**Problem to solve**
Reproduce the data exactly and drop any pictures it holds.

**Records from a collection of figures**
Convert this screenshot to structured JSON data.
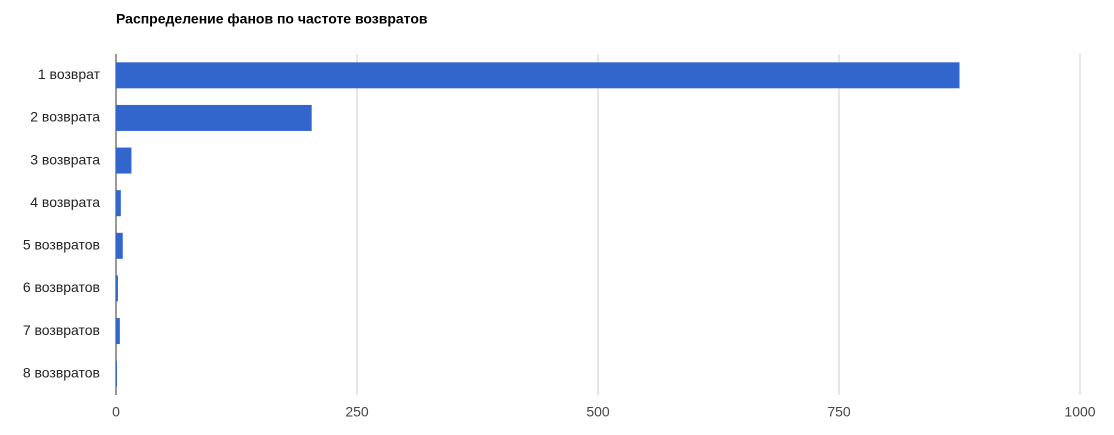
{
  "chart_data": {
    "type": "bar",
    "orientation": "horizontal",
    "title": "Распределение фанов по частоте возвратов",
    "categories": [
      "1 возврат",
      "2 возврата",
      "3 возврата",
      "4 возврата",
      "5 возвратов",
      "6 возвратов",
      "7 возвратов",
      "8 возвратов"
    ],
    "values": [
      875,
      203,
      16,
      5,
      7,
      2,
      4,
      1
    ],
    "color": "#3366cc",
    "xlim": [
      0,
      1000
    ],
    "xticks": [
      0,
      250,
      500,
      750,
      1000
    ],
    "grid": true
  }
}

**Answer**
Convert this screenshot to structured JSON data.
{
  "chart_data": {
    "type": "bar",
    "orientation": "horizontal",
    "title": "Распределение фанов по частоте возвратов",
    "categories": [
      "1 возврат",
      "2 возврата",
      "3 возврата",
      "4 возврата",
      "5 возвратов",
      "6 возвратов",
      "7 возвратов",
      "8 возвратов"
    ],
    "values": [
      875,
      203,
      16,
      5,
      7,
      2,
      4,
      1
    ],
    "color": "#3366cc",
    "xlim": [
      0,
      1000
    ],
    "xticks": [
      0,
      250,
      500,
      750,
      1000
    ],
    "grid": true
  }
}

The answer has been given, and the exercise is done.